Reproduce every entry exactly, without alteration.

┄┄┄┄┄┄

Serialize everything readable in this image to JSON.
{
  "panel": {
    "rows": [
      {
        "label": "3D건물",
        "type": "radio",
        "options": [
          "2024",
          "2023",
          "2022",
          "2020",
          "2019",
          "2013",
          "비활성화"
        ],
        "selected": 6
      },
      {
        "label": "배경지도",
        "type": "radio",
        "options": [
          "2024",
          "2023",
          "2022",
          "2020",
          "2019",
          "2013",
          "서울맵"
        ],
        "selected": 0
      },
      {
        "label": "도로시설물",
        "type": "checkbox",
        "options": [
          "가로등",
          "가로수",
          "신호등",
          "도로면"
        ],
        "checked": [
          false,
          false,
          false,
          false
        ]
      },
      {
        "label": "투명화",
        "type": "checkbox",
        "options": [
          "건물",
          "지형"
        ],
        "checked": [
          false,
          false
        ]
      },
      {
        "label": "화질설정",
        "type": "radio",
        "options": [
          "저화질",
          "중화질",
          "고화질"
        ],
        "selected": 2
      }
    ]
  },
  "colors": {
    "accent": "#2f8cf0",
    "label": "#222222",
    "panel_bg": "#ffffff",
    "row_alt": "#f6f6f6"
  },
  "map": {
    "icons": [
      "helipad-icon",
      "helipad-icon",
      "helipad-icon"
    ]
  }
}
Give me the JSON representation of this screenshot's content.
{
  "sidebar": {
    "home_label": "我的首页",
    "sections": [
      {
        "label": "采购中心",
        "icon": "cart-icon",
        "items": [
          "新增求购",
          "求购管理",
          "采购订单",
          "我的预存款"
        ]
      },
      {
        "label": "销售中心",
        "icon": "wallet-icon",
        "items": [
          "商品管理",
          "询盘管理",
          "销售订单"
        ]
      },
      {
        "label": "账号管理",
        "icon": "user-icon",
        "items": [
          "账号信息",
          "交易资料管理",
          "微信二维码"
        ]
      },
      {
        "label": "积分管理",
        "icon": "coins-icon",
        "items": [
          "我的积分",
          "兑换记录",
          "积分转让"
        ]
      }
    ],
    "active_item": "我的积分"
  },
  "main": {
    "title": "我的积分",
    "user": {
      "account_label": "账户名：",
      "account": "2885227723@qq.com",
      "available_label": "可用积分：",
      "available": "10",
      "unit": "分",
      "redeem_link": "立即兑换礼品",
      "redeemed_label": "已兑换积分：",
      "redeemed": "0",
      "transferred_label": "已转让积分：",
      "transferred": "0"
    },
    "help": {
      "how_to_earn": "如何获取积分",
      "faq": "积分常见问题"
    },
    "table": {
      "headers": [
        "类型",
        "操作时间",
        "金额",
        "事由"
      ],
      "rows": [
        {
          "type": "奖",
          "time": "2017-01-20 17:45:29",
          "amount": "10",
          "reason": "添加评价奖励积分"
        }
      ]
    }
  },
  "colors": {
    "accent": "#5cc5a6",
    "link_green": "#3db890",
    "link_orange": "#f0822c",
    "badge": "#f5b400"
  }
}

┄┄┄┄┄┄

Exercise response:
Serialize everything readable in this image to JSON.
{
  "panel": {
    "rows": [
      {
        "label": "3D건물",
        "type": "radio",
        "options": [
          "2024",
          "2023",
          "2022",
          "2020",
          "2019",
          "2013",
          "비활성화"
        ],
        "selected": 6
      },
      {
        "label": "배경지도",
        "type": "radio",
        "options": [
          "2024",
          "2023",
          "2022",
          "2020",
          "2019",
          "2013",
          "서울맵"
        ],
        "selected": 0
      },
      {
        "label": "도로시설물",
        "type": "checkbox",
        "options": [
          "가로등",
          "가로수",
          "신호등",
          "도로면"
        ],
        "checked": [
          false,
          false,
          false,
          false
        ]
      },
      {
        "label": "투명화",
        "type": "checkbox",
        "options": [
          "건물",
          "지형"
        ],
        "checked": [
          false,
          false
        ]
      },
      {
        "label": "화질설정",
        "type": "radio",
        "options": [
          "저화질",
          "중화질",
          "고화질"
        ],
        "selected": 2
      }
    ]
  },
  "colors": {
    "accent": "#2f8cf0",
    "label": "#222222",
    "panel_bg": "#ffffff",
    "row_alt": "#f6f6f6"
  },
  "map": {
    "icons": [
      "helipad-icon",
      "helipad-icon",
      "helipad-icon"
    ]
  }
}
Give me the JSON representation of this screenshot's content.
{
  "sidebar": {
    "home_label": "我的首页",
    "sections": [
      {
        "label": "采购中心",
        "icon": "cart-icon",
        "items": [
          "新增求购",
          "求购管理",
          "采购订单",
          "我的预存款"
        ]
      },
      {
        "label": "销售中心",
        "icon": "wallet-icon",
        "items": [
          "商品管理",
          "询盘管理",
          "销售订单"
        ]
      },
      {
        "label": "账号管理",
        "icon": "user-icon",
        "items": [
          "账号信息",
          "交易资料管理",
          "微信二维码"
        ]
      },
      {
        "label": "积分管理",
        "icon": "coins-icon",
        "items": [
          "我的积分",
          "兑换记录",
          "积分转让"
        ]
      }
    ],
    "active_item": "我的积分"
  },
  "main": {
    "title": "我的积分",
    "user": {
      "account_label": "账户名：",
      "account": "2885227723@qq.com",
      "available_label": "可用积分：",
      "available": "10",
      "unit": "分",
      "redeem_link": "立即兑换礼品",
      "redeemed_label": "已兑换积分：",
      "redeemed": "0",
      "transferred_label": "已转让积分：",
      "transferred": "0"
    },
    "help": {
      "how_to_earn": "如何获取积分",
      "faq": "积分常见问题"
    },
    "table": {
      "headers": [
        "类型",
        "操作时间",
        "金额",
        "事由"
      ],
      "rows": [
        {
          "type": "奖",
          "time": "2017-01-20 17:45:29",
          "amount": "10",
          "reason": "添加评价奖励积分"
        }
      ]
    }
  },
  "colors": {
    "accent": "#5cc5a6",
    "link_green": "#3db890",
    "link_orange": "#f0822c",
    "badge": "#f5b400"
  }
}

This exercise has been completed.